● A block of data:
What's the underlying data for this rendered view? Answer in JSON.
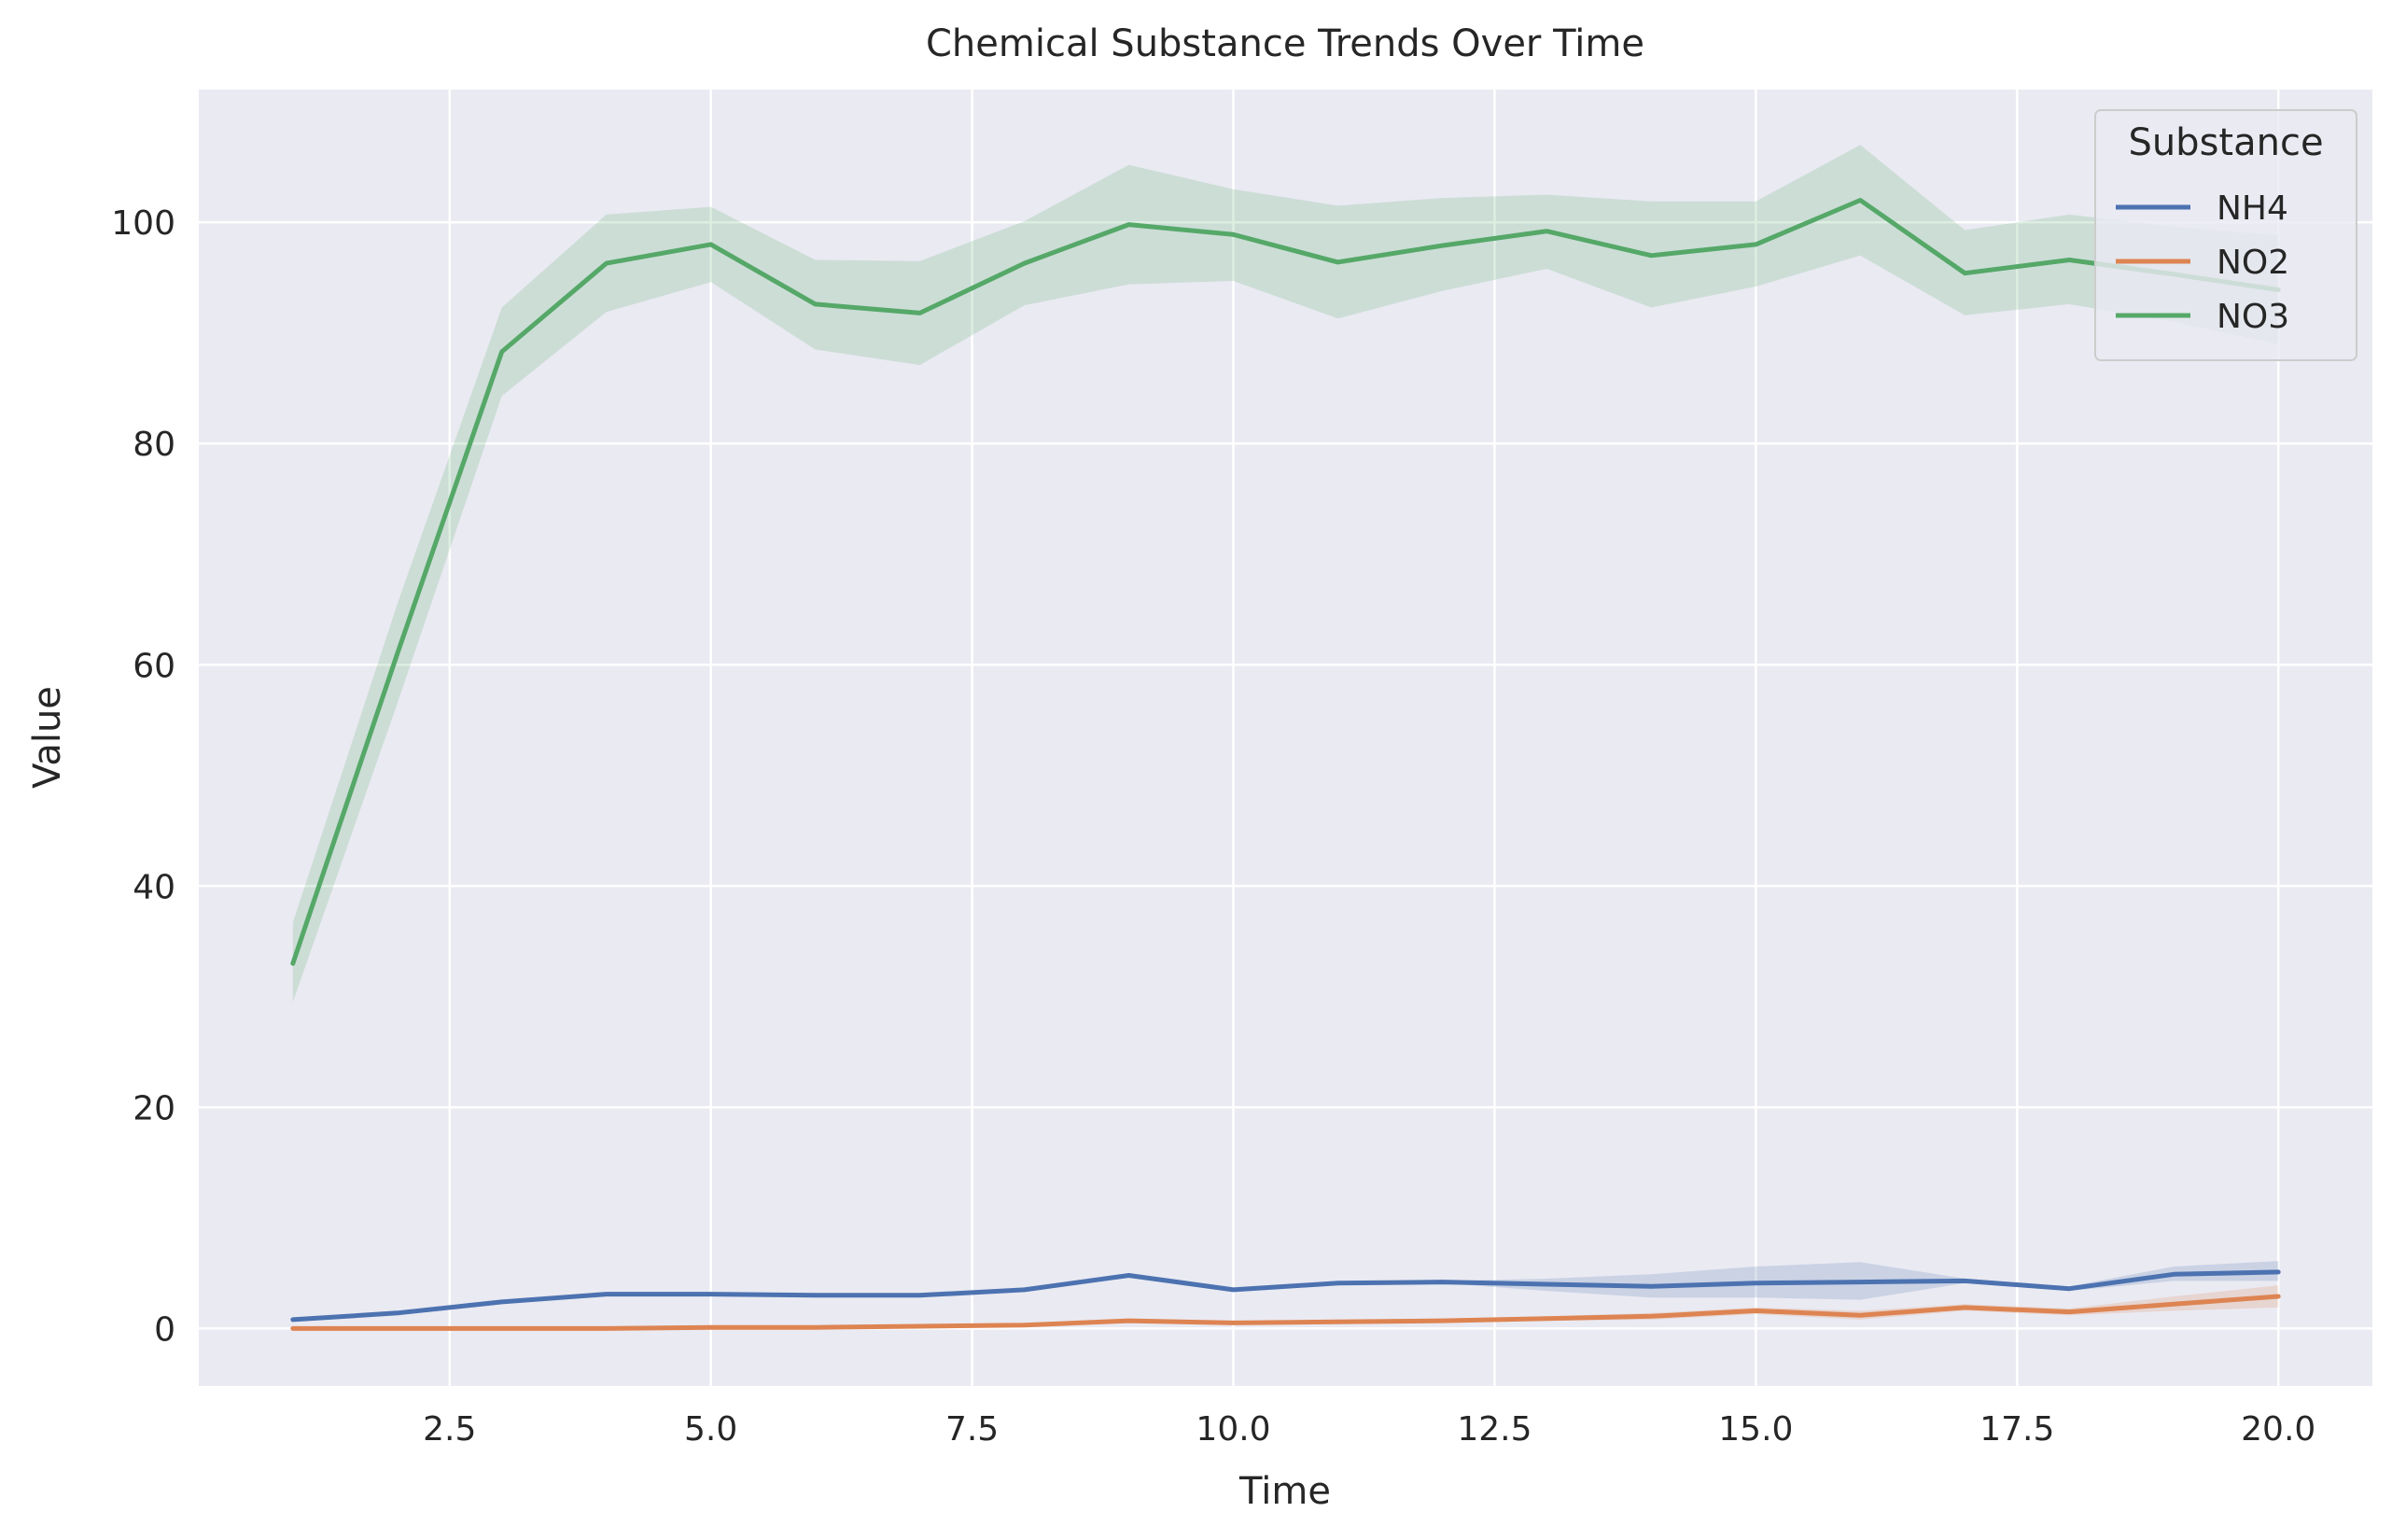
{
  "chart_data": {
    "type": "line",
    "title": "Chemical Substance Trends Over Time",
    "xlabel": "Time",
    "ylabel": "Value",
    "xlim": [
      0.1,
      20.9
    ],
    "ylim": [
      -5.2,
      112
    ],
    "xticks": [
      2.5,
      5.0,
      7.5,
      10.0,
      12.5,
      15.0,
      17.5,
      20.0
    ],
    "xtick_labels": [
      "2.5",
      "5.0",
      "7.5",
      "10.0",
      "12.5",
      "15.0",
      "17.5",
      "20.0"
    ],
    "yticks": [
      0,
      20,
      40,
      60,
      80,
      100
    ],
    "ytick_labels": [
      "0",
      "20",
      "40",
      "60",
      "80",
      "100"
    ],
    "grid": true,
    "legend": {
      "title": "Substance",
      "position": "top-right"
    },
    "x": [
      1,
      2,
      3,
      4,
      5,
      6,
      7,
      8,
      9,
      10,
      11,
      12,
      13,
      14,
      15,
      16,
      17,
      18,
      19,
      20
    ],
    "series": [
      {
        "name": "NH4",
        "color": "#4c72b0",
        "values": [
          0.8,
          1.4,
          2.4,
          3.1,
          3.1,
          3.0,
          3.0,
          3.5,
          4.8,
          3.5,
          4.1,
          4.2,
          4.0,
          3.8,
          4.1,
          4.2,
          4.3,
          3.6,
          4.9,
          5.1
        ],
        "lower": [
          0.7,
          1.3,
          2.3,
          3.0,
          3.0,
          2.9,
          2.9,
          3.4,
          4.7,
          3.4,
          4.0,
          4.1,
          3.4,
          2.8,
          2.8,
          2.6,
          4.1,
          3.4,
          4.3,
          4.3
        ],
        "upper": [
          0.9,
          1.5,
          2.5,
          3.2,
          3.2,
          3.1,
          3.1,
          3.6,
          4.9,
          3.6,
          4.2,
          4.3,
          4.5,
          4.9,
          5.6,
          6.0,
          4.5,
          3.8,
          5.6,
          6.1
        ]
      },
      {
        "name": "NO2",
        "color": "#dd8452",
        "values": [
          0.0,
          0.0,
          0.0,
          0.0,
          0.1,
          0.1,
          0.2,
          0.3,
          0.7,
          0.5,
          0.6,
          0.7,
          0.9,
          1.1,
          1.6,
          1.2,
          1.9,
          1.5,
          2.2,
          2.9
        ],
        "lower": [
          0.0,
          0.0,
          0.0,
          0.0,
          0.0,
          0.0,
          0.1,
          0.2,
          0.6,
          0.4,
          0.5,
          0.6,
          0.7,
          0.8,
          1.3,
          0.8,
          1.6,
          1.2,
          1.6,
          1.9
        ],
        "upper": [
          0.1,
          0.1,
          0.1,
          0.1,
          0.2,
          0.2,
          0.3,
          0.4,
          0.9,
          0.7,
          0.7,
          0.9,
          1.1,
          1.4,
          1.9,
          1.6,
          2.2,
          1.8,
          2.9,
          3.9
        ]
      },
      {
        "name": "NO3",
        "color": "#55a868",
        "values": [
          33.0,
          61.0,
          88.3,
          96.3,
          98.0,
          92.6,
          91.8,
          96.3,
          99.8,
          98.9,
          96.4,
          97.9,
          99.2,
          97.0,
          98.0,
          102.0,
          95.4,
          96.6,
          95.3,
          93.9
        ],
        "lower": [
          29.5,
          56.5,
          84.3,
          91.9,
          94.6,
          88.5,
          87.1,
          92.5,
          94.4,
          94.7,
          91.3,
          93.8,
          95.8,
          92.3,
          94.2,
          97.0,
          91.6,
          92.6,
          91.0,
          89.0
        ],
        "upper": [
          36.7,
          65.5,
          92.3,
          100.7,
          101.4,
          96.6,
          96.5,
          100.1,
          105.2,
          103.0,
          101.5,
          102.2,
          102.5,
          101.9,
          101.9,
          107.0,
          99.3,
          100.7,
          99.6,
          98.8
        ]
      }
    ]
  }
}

* * *

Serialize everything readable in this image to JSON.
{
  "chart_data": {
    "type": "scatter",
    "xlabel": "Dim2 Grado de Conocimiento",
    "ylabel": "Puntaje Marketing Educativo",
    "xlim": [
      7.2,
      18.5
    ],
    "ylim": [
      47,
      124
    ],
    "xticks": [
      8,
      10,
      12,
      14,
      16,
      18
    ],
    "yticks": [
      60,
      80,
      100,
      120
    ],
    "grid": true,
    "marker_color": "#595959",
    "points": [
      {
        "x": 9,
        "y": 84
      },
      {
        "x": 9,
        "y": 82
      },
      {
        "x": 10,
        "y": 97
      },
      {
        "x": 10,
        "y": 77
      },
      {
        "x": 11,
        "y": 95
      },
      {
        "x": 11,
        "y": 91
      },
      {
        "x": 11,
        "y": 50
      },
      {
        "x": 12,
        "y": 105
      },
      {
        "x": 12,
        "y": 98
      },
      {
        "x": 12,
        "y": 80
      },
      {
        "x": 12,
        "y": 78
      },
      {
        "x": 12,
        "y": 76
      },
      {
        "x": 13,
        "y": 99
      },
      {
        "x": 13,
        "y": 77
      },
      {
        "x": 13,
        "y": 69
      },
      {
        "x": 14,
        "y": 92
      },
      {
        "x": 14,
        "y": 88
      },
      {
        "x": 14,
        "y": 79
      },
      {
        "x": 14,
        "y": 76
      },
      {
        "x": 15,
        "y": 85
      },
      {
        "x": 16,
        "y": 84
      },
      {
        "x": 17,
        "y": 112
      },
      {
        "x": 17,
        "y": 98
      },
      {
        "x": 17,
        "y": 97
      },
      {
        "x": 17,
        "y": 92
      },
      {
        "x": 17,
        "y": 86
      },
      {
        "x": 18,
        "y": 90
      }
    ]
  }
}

...

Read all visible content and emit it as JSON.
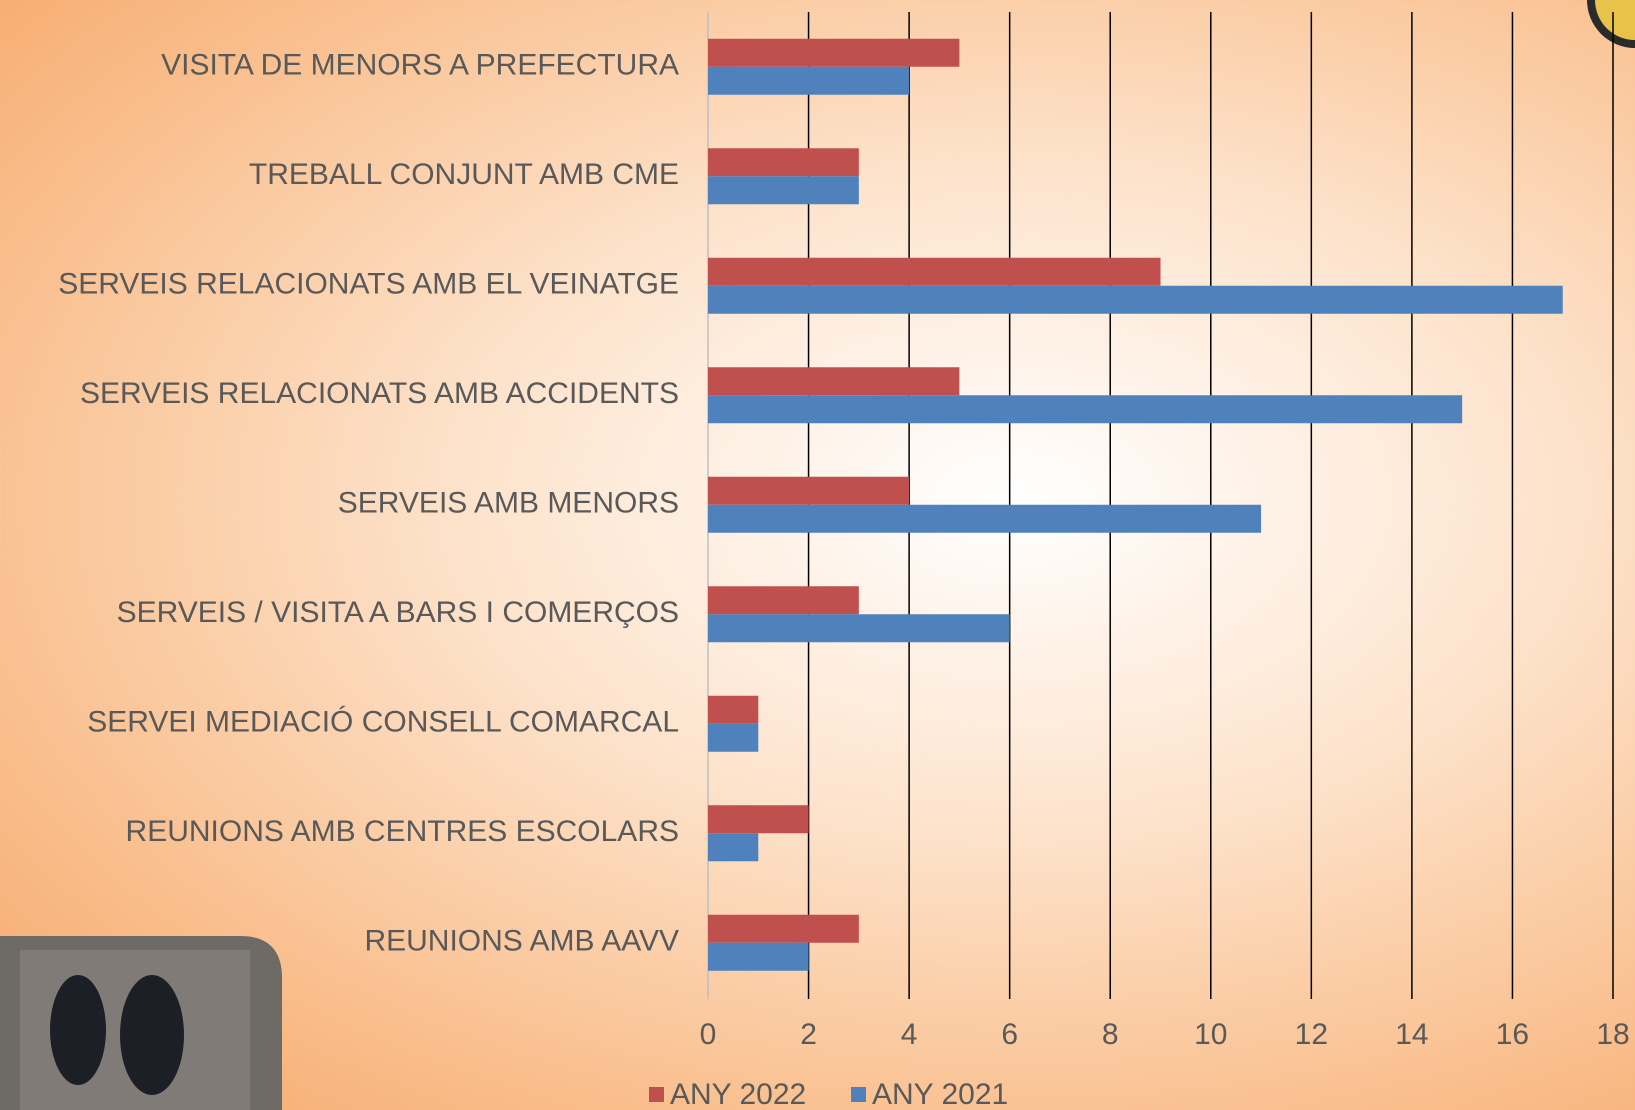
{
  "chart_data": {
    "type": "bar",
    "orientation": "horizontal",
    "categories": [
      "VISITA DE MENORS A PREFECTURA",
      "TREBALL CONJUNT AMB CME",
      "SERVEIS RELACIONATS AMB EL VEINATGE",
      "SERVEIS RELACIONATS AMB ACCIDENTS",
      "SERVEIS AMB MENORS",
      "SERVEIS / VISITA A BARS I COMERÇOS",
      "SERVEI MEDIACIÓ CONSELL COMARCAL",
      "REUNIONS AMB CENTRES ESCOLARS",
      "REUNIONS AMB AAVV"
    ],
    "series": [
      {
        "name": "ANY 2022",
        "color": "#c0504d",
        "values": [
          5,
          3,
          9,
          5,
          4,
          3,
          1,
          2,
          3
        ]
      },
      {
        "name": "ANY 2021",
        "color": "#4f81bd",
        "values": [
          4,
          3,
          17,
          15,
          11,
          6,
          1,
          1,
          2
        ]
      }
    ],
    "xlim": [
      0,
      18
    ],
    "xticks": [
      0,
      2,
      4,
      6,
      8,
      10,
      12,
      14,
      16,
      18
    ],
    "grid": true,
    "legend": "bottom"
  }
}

● What this task involves: Copy every line above that includes the string "SERVEIS".

● Written reply:
      "SERVEIS RELACIONATS AMB EL VEINATGE",
      "SERVEIS RELACIONATS AMB ACCIDENTS",
      "SERVEIS AMB MENORS",
      "SERVEIS / VISITA A BARS I COMERÇOS",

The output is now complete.